Work to be completed: Transcribe the entries exactly; images are not part of the copy.

>>>

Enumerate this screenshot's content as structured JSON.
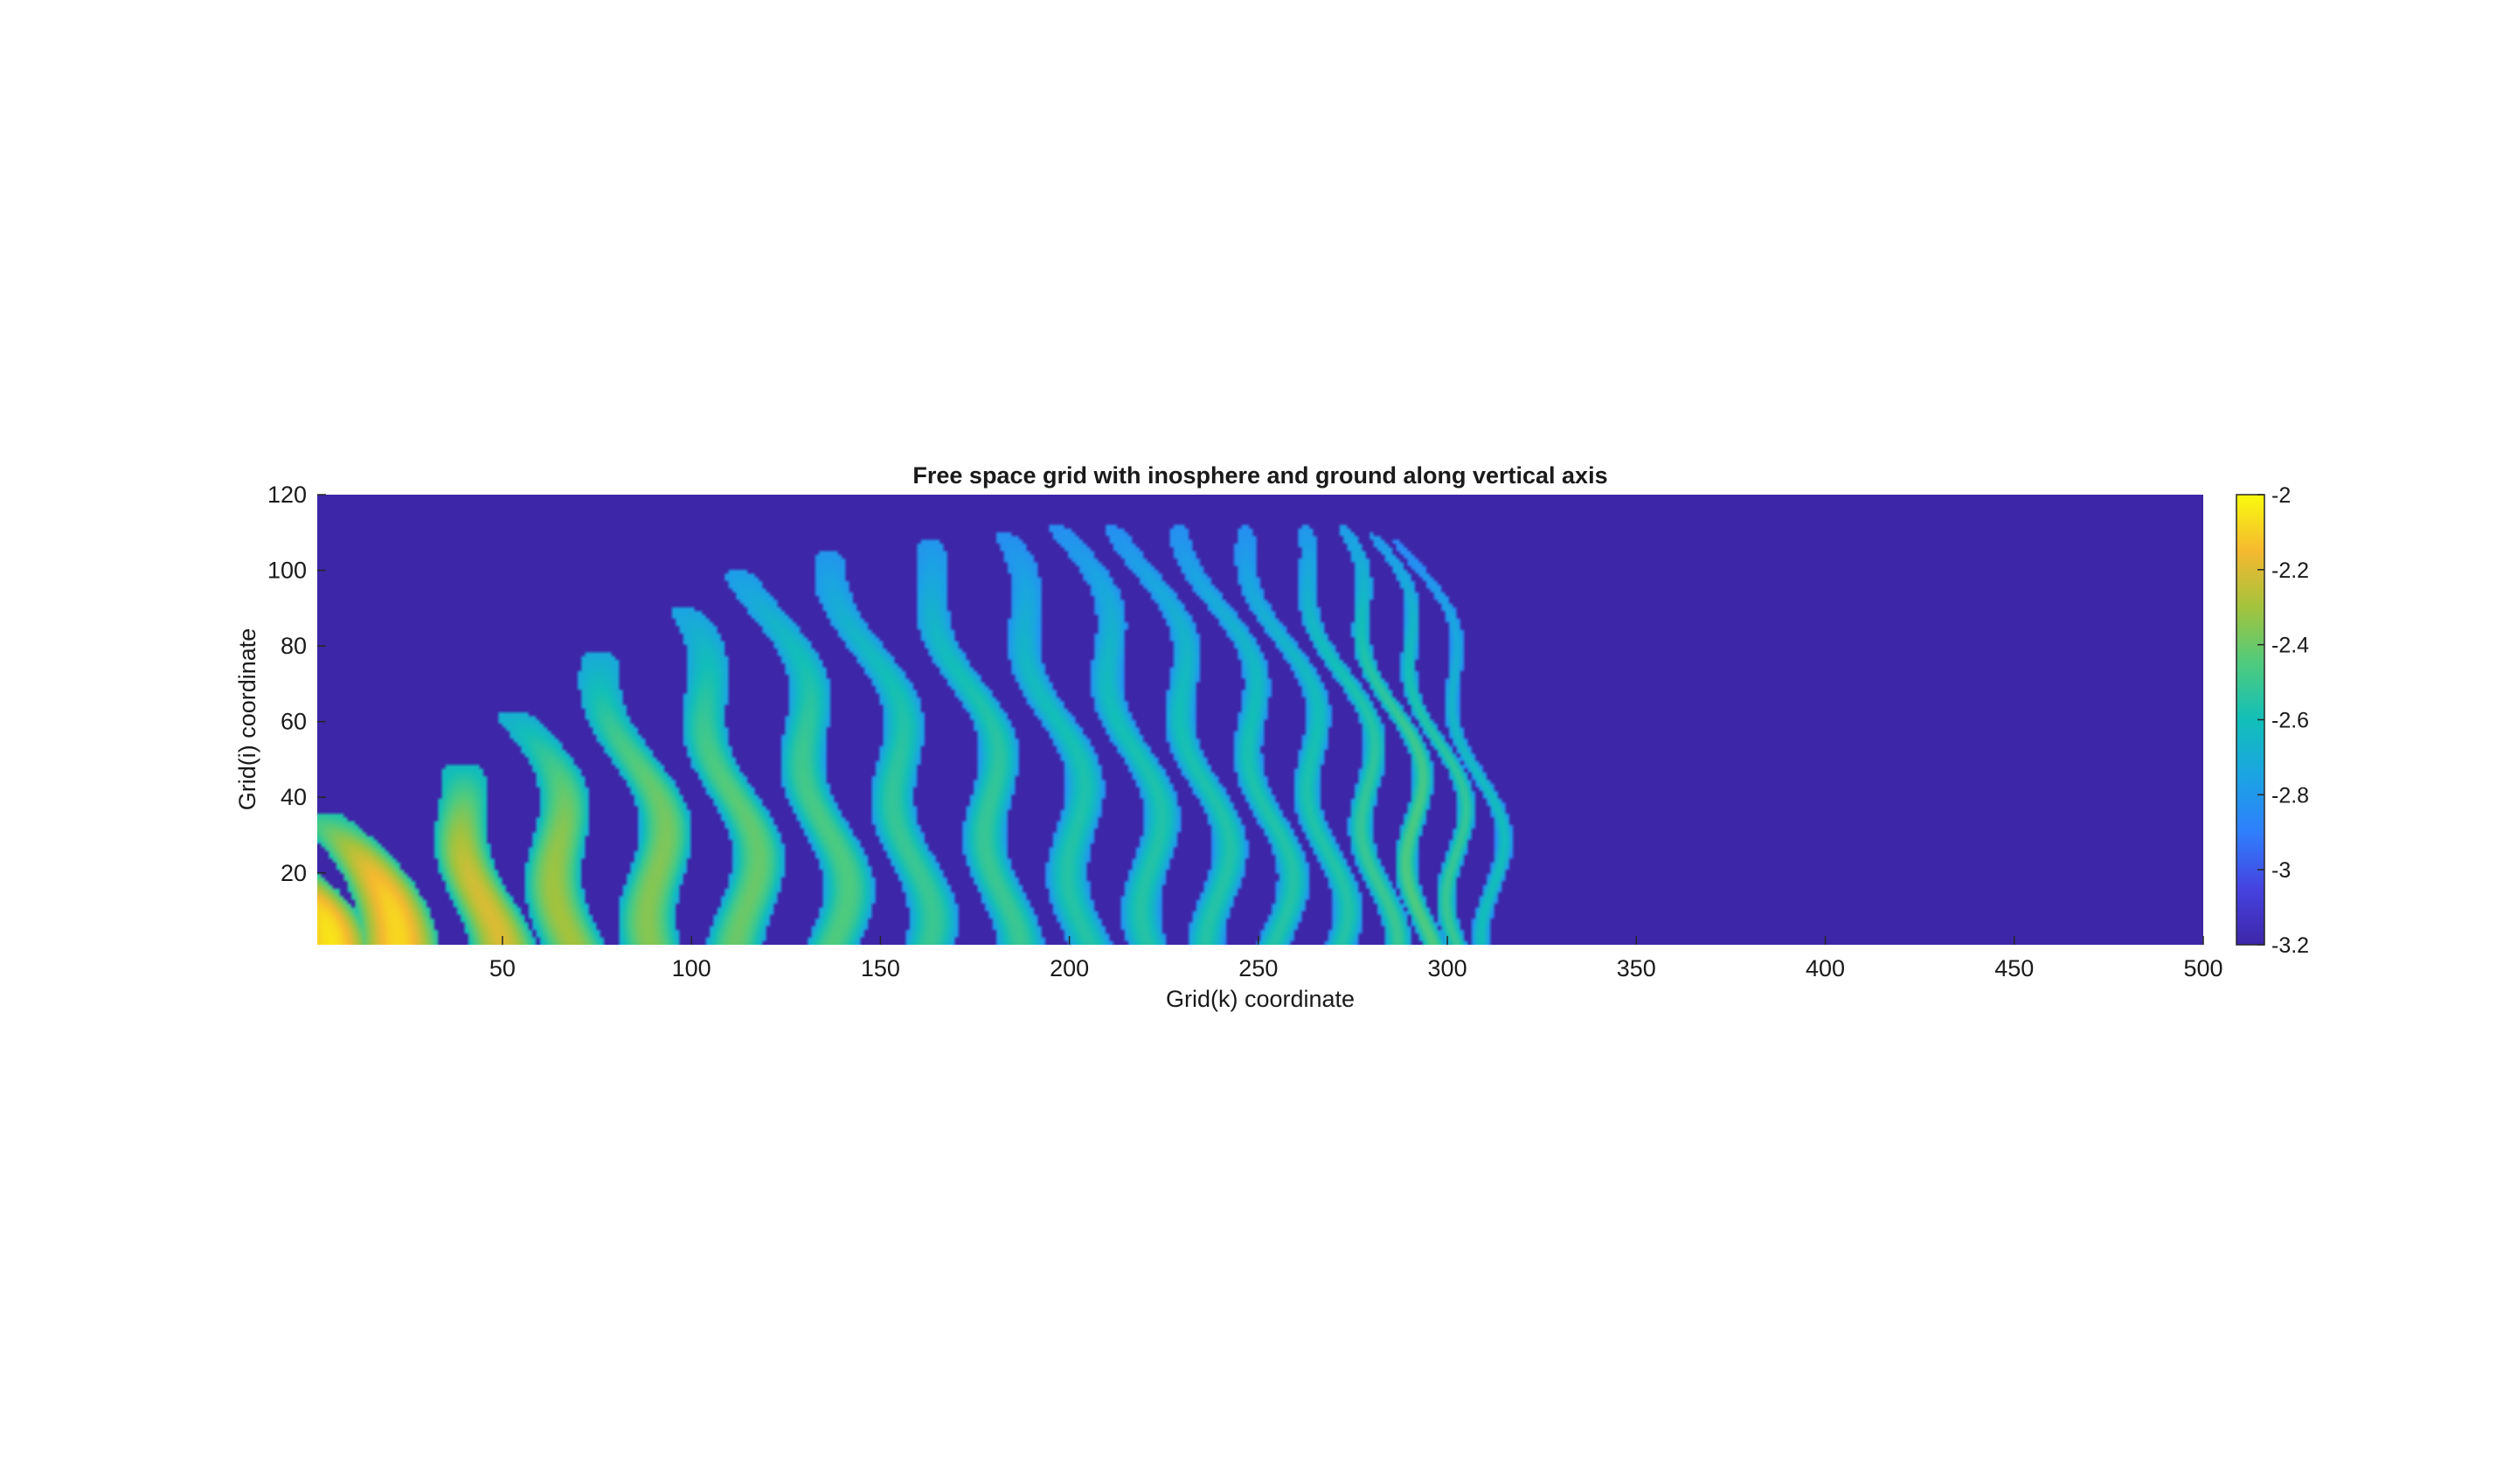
{
  "chart_data": {
    "type": "heatmap",
    "title": "Free space grid with inosphere and ground along vertical axis",
    "xlabel": "Grid(k) coordinate",
    "ylabel": "Grid(i) coordinate",
    "xlim": [
      1,
      500
    ],
    "ylim": [
      1,
      120
    ],
    "x_ticks": [
      50,
      100,
      150,
      200,
      250,
      300,
      350,
      400,
      450,
      500
    ],
    "y_ticks": [
      20,
      40,
      60,
      80,
      100,
      120
    ],
    "x_tick_labels": [
      "50",
      "100",
      "150",
      "200",
      "250",
      "300",
      "350",
      "400",
      "450",
      "500"
    ],
    "y_tick_labels": [
      "20",
      "40",
      "60",
      "80",
      "100",
      "120"
    ],
    "colormap": "parula",
    "color_range": [
      -3.2,
      -2
    ],
    "colorbar": {
      "ticks": [
        -2,
        -2.2,
        -2.4,
        -2.6,
        -2.8,
        -3,
        -3.2
      ],
      "tick_labels": [
        "-2",
        "-2.2",
        "-2.4",
        "-2.6",
        "-2.8",
        "-3",
        "-3.2"
      ]
    },
    "background_value": -3.2,
    "wavefront_extent_k": 320,
    "wave_bands": [
      {
        "k": 4,
        "height": 22,
        "value": -2.05
      },
      {
        "k": 22,
        "height": 35,
        "value": -2.08
      },
      {
        "k": 46,
        "height": 48,
        "value": -2.2
      },
      {
        "k": 68,
        "height": 62,
        "value": -2.3
      },
      {
        "k": 92,
        "height": 78,
        "value": -2.35
      },
      {
        "k": 115,
        "height": 90,
        "value": -2.4
      },
      {
        "k": 138,
        "height": 100,
        "value": -2.45
      },
      {
        "k": 160,
        "height": 105,
        "value": -2.5
      },
      {
        "k": 183,
        "height": 108,
        "value": -2.5
      },
      {
        "k": 204,
        "height": 110,
        "value": -2.55
      },
      {
        "k": 223,
        "height": 112,
        "value": -2.55
      },
      {
        "k": 240,
        "height": 112,
        "value": -2.55
      },
      {
        "k": 256,
        "height": 112,
        "value": -2.55
      },
      {
        "k": 270,
        "height": 112,
        "value": -2.55
      },
      {
        "k": 283,
        "height": 112,
        "value": -2.5
      },
      {
        "k": 294,
        "height": 112,
        "value": -2.45
      },
      {
        "k": 304,
        "height": 110,
        "value": -2.5
      },
      {
        "k": 313,
        "height": 108,
        "value": -2.6
      }
    ]
  }
}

<<<

Output of the exercise:
Enumerate this screenshot's content as structured JSON.
{
  "chart_data": {
    "type": "heatmap",
    "title": "Free space grid with inosphere and ground along vertical axis",
    "xlabel": "Grid(k) coordinate",
    "ylabel": "Grid(i) coordinate",
    "xlim": [
      1,
      500
    ],
    "ylim": [
      1,
      120
    ],
    "x_ticks": [
      50,
      100,
      150,
      200,
      250,
      300,
      350,
      400,
      450,
      500
    ],
    "y_ticks": [
      20,
      40,
      60,
      80,
      100,
      120
    ],
    "x_tick_labels": [
      "50",
      "100",
      "150",
      "200",
      "250",
      "300",
      "350",
      "400",
      "450",
      "500"
    ],
    "y_tick_labels": [
      "20",
      "40",
      "60",
      "80",
      "100",
      "120"
    ],
    "colormap": "parula",
    "color_range": [
      -3.2,
      -2
    ],
    "colorbar": {
      "ticks": [
        -2,
        -2.2,
        -2.4,
        -2.6,
        -2.8,
        -3,
        -3.2
      ],
      "tick_labels": [
        "-2",
        "-2.2",
        "-2.4",
        "-2.6",
        "-2.8",
        "-3",
        "-3.2"
      ]
    },
    "background_value": -3.2,
    "wavefront_extent_k": 320,
    "wave_bands": [
      {
        "k": 4,
        "height": 22,
        "value": -2.05
      },
      {
        "k": 22,
        "height": 35,
        "value": -2.08
      },
      {
        "k": 46,
        "height": 48,
        "value": -2.2
      },
      {
        "k": 68,
        "height": 62,
        "value": -2.3
      },
      {
        "k": 92,
        "height": 78,
        "value": -2.35
      },
      {
        "k": 115,
        "height": 90,
        "value": -2.4
      },
      {
        "k": 138,
        "height": 100,
        "value": -2.45
      },
      {
        "k": 160,
        "height": 105,
        "value": -2.5
      },
      {
        "k": 183,
        "height": 108,
        "value": -2.5
      },
      {
        "k": 204,
        "height": 110,
        "value": -2.55
      },
      {
        "k": 223,
        "height": 112,
        "value": -2.55
      },
      {
        "k": 240,
        "height": 112,
        "value": -2.55
      },
      {
        "k": 256,
        "height": 112,
        "value": -2.55
      },
      {
        "k": 270,
        "height": 112,
        "value": -2.55
      },
      {
        "k": 283,
        "height": 112,
        "value": -2.5
      },
      {
        "k": 294,
        "height": 112,
        "value": -2.45
      },
      {
        "k": 304,
        "height": 110,
        "value": -2.5
      },
      {
        "k": 313,
        "height": 108,
        "value": -2.6
      }
    ]
  }
}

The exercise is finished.